### Do this
State how many lines of the records contain the string "Казахстанская", and give no other information.

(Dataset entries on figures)
========================================
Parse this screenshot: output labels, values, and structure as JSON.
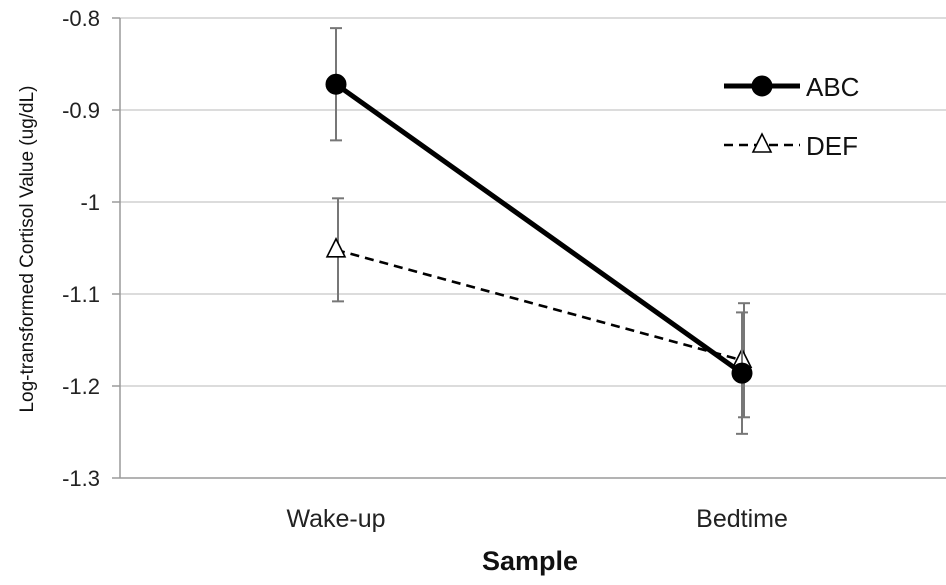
{
  "chart_data": {
    "type": "line",
    "title": "",
    "xlabel": "Sample",
    "ylabel": "Log-transformed Cortisol Value (ug/dL)",
    "categories": [
      "Wake-up",
      "Bedtime"
    ],
    "ylim": [
      -1.3,
      -0.8
    ],
    "yticks": [
      -0.8,
      -0.9,
      -1,
      -1.1,
      -1.2,
      -1.3
    ],
    "ytick_labels": [
      "-0.8",
      "-0.9",
      "-1",
      "-1.1",
      "-1.2",
      "-1.3"
    ],
    "grid": "horizontal",
    "legend_position": "top-right",
    "series": [
      {
        "name": "ABC",
        "values": [
          -0.872,
          -1.186
        ],
        "errors": [
          0.061,
          0.066
        ],
        "line_style": "solid",
        "marker": "filled-circle",
        "color": "#000000"
      },
      {
        "name": "DEF",
        "values": [
          -1.052,
          -1.172
        ],
        "errors": [
          0.056,
          0.062
        ],
        "line_style": "dashed",
        "marker": "open-triangle",
        "color": "#000000"
      }
    ]
  }
}
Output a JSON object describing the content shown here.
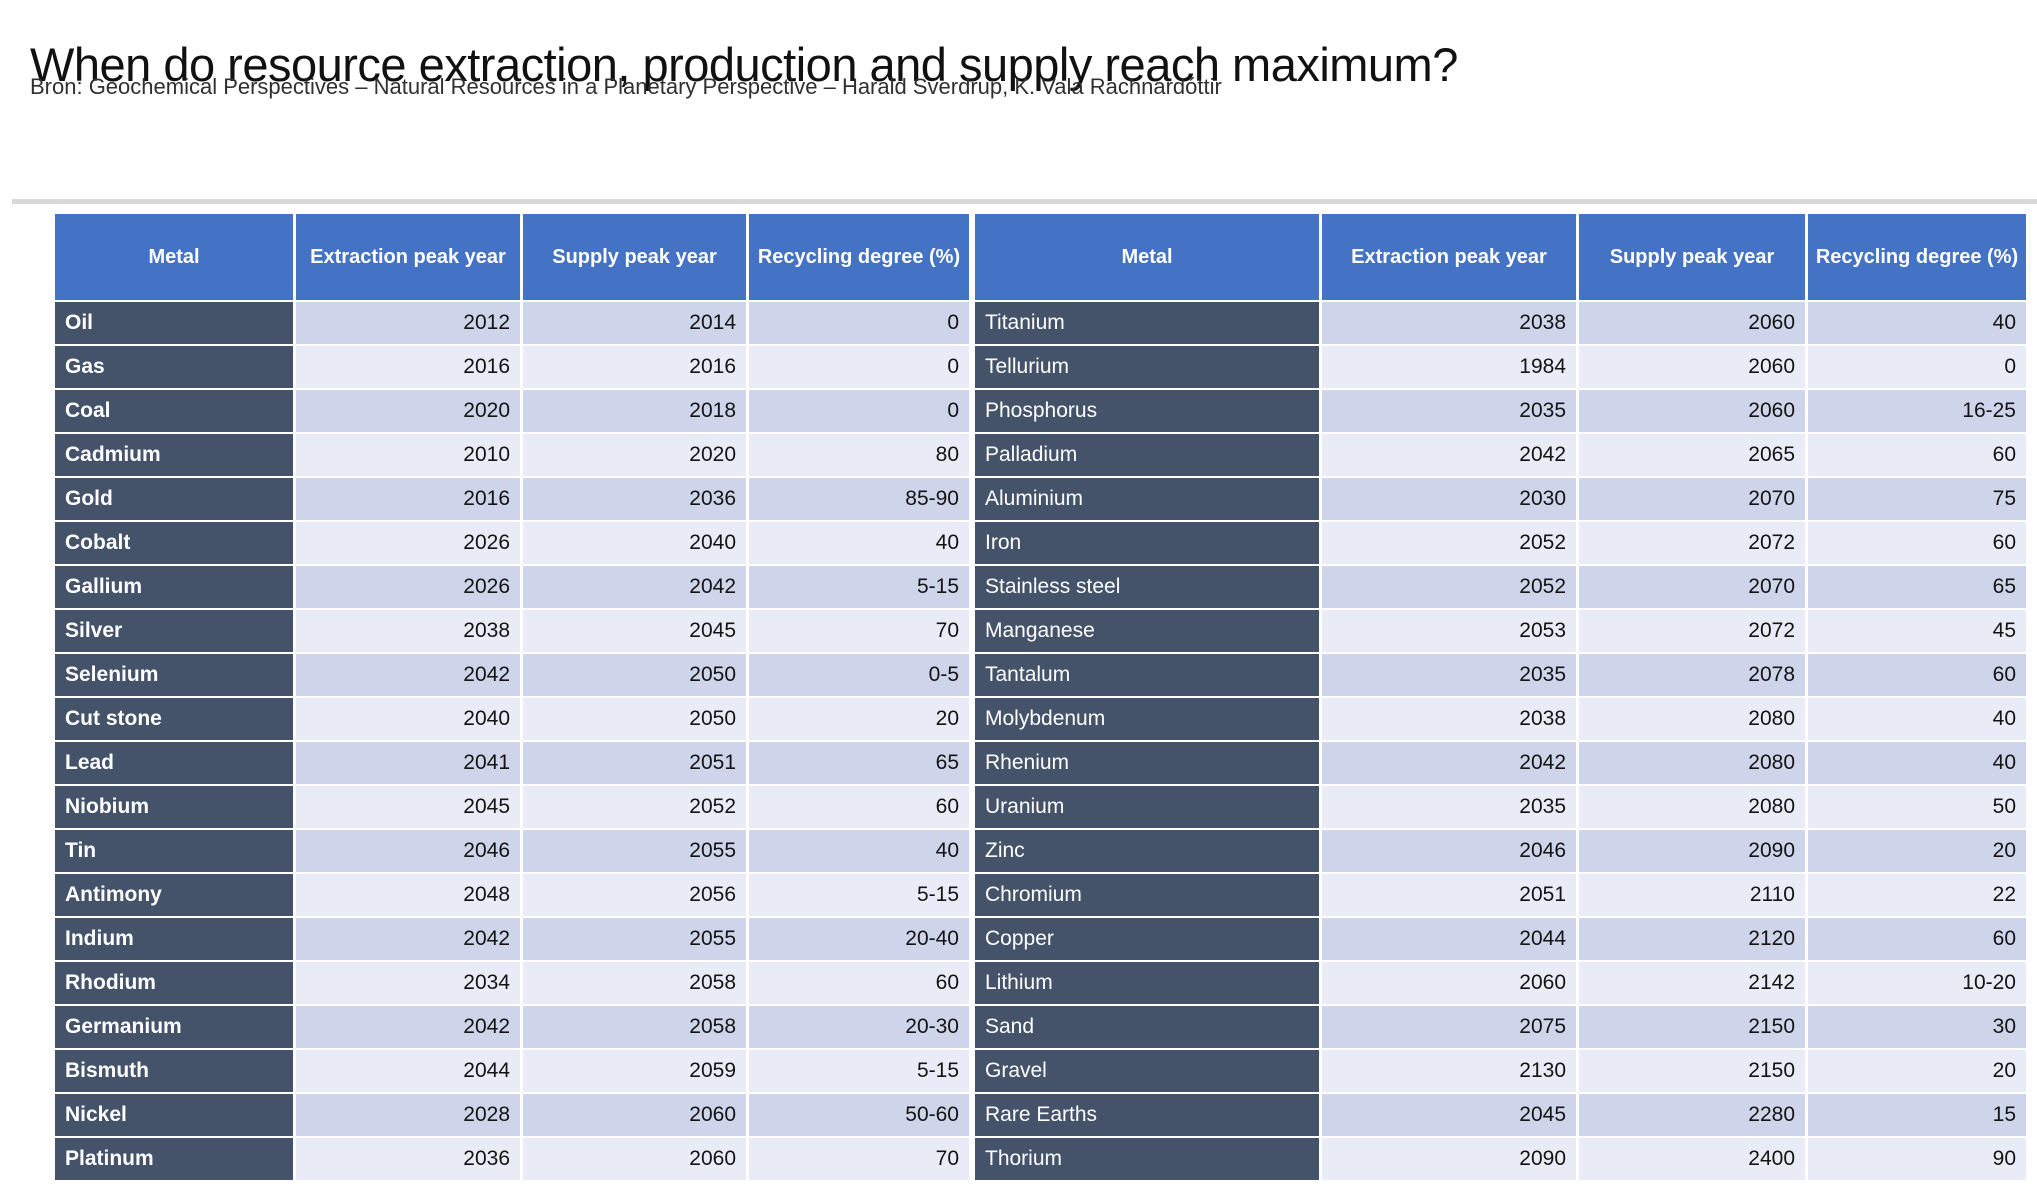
{
  "title": "When do resource extraction, production and supply reach maximum?",
  "subtitle": "Bron: Geochemical Perspectives – Natural Resources in a Planetary Perspective – Harald Sverdrup, K. Vala Rachnardóttir",
  "colors": {
    "page_bg": "#ffffff",
    "title_color": "#111111",
    "subtitle_color": "#303030",
    "divider_color": "#d9d9d9",
    "header_bg": "#4472c4",
    "header_text": "#ffffff",
    "metal_bg": "#44526a",
    "metal_text": "#ffffff",
    "band_dark": "#ced5ea",
    "band_light": "#e9ecf6",
    "value_text": "#141414"
  },
  "tables": [
    {
      "id": "left",
      "columns": [
        "Metal",
        "Extraction peak year",
        "Supply peak year",
        "Recycling degree (%)"
      ],
      "rows": [
        [
          "Oil",
          "2012",
          "2014",
          "0"
        ],
        [
          "Gas",
          "2016",
          "2016",
          "0"
        ],
        [
          "Coal",
          "2020",
          "2018",
          "0"
        ],
        [
          "Cadmium",
          "2010",
          "2020",
          "80"
        ],
        [
          "Gold",
          "2016",
          "2036",
          "85-90"
        ],
        [
          "Cobalt",
          "2026",
          "2040",
          "40"
        ],
        [
          "Gallium",
          "2026",
          "2042",
          "5-15"
        ],
        [
          "Silver",
          "2038",
          "2045",
          "70"
        ],
        [
          "Selenium",
          "2042",
          "2050",
          "0-5"
        ],
        [
          "Cut stone",
          "2040",
          "2050",
          "20"
        ],
        [
          "Lead",
          "2041",
          "2051",
          "65"
        ],
        [
          "Niobium",
          "2045",
          "2052",
          "60"
        ],
        [
          "Tin",
          "2046",
          "2055",
          "40"
        ],
        [
          "Antimony",
          "2048",
          "2056",
          "5-15"
        ],
        [
          "Indium",
          "2042",
          "2055",
          "20-40"
        ],
        [
          "Rhodium",
          "2034",
          "2058",
          "60"
        ],
        [
          "Germanium",
          "2042",
          "2058",
          "20-30"
        ],
        [
          "Bismuth",
          "2044",
          "2059",
          "5-15"
        ],
        [
          "Nickel",
          "2028",
          "2060",
          "50-60"
        ],
        [
          "Platinum",
          "2036",
          "2060",
          "70"
        ]
      ]
    },
    {
      "id": "right",
      "columns": [
        "Metal",
        "Extraction peak year",
        "Supply peak year",
        "Recycling degree (%)"
      ],
      "rows": [
        [
          "Titanium",
          "2038",
          "2060",
          "40"
        ],
        [
          "Tellurium",
          "1984",
          "2060",
          "0"
        ],
        [
          "Phosphorus",
          "2035",
          "2060",
          "16-25"
        ],
        [
          "Palladium",
          "2042",
          "2065",
          "60"
        ],
        [
          "Aluminium",
          "2030",
          "2070",
          "75"
        ],
        [
          "Iron",
          "2052",
          "2072",
          "60"
        ],
        [
          "Stainless steel",
          "2052",
          "2070",
          "65"
        ],
        [
          "Manganese",
          "2053",
          "2072",
          "45"
        ],
        [
          "Tantalum",
          "2035",
          "2078",
          "60"
        ],
        [
          "Molybdenum",
          "2038",
          "2080",
          "40"
        ],
        [
          "Rhenium",
          "2042",
          "2080",
          "40"
        ],
        [
          "Uranium",
          "2035",
          "2080",
          "50"
        ],
        [
          "Zinc",
          "2046",
          "2090",
          "20"
        ],
        [
          "Chromium",
          "2051",
          "2110",
          "22"
        ],
        [
          "Copper",
          "2044",
          "2120",
          "60"
        ],
        [
          "Lithium",
          "2060",
          "2142",
          "10-20"
        ],
        [
          "Sand",
          "2075",
          "2150",
          "30"
        ],
        [
          "Gravel",
          "2130",
          "2150",
          "20"
        ],
        [
          "Rare Earths",
          "2045",
          "2280",
          "15"
        ],
        [
          "Thorium",
          "2090",
          "2400",
          "90"
        ]
      ]
    }
  ]
}
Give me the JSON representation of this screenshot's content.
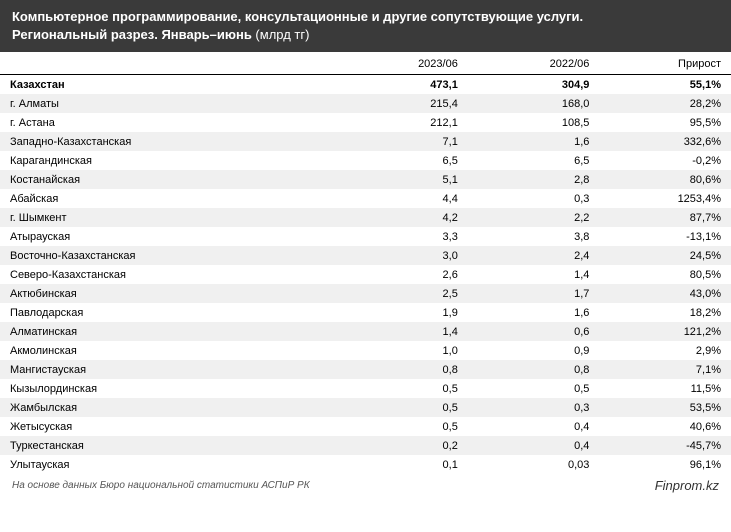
{
  "header": {
    "title_line1": "Компьютерное программирование, консультационные и другие сопутствующие услуги.",
    "title_line2_prefix": "Региональный разрез. Январь–июнь ",
    "title_line2_unit": "(млрд тг)"
  },
  "columns": {
    "name": "",
    "col1": "2023/06",
    "col2": "2022/06",
    "col3": "Прирост"
  },
  "rows": [
    {
      "name": "Казахстан",
      "v1": "473,1",
      "v2": "304,9",
      "v3": "55,1%",
      "total": true
    },
    {
      "name": "г. Алматы",
      "v1": "215,4",
      "v2": "168,0",
      "v3": "28,2%"
    },
    {
      "name": "г. Астана",
      "v1": "212,1",
      "v2": "108,5",
      "v3": "95,5%"
    },
    {
      "name": "Западно-Казахстанская",
      "v1": "7,1",
      "v2": "1,6",
      "v3": "332,6%"
    },
    {
      "name": "Карагандинская",
      "v1": "6,5",
      "v2": "6,5",
      "v3": "-0,2%"
    },
    {
      "name": "Костанайская",
      "v1": "5,1",
      "v2": "2,8",
      "v3": "80,6%"
    },
    {
      "name": "Абайская",
      "v1": "4,4",
      "v2": "0,3",
      "v3": "1253,4%"
    },
    {
      "name": "г. Шымкент",
      "v1": "4,2",
      "v2": "2,2",
      "v3": "87,7%"
    },
    {
      "name": "Атырауская",
      "v1": "3,3",
      "v2": "3,8",
      "v3": "-13,1%"
    },
    {
      "name": "Восточно-Казахстанская",
      "v1": "3,0",
      "v2": "2,4",
      "v3": "24,5%"
    },
    {
      "name": "Северо-Казахстанская",
      "v1": "2,6",
      "v2": "1,4",
      "v3": "80,5%"
    },
    {
      "name": "Актюбинская",
      "v1": "2,5",
      "v2": "1,7",
      "v3": "43,0%"
    },
    {
      "name": "Павлодарская",
      "v1": "1,9",
      "v2": "1,6",
      "v3": "18,2%"
    },
    {
      "name": "Алматинская",
      "v1": "1,4",
      "v2": "0,6",
      "v3": "121,2%"
    },
    {
      "name": "Акмолинская",
      "v1": "1,0",
      "v2": "0,9",
      "v3": "2,9%"
    },
    {
      "name": "Мангистауская",
      "v1": "0,8",
      "v2": "0,8",
      "v3": "7,1%"
    },
    {
      "name": "Кызылординская",
      "v1": "0,5",
      "v2": "0,5",
      "v3": "11,5%"
    },
    {
      "name": "Жамбылская",
      "v1": "0,5",
      "v2": "0,3",
      "v3": "53,5%"
    },
    {
      "name": "Жетысуская",
      "v1": "0,5",
      "v2": "0,4",
      "v3": "40,6%"
    },
    {
      "name": "Туркестанская",
      "v1": "0,2",
      "v2": "0,4",
      "v3": "-45,7%"
    },
    {
      "name": "Улытауская",
      "v1": "0,1",
      "v2": "0,03",
      "v3": "96,1%"
    }
  ],
  "footer": {
    "source": "На основе данных Бюро национальной статистики АСПиР РК",
    "brand": "Finprom.kz"
  },
  "colors": {
    "header_bg": "#3a3a3a",
    "stripe_odd": "#f0f0f0",
    "stripe_even": "#ffffff",
    "text": "#000000"
  }
}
========================================
### Written reply
3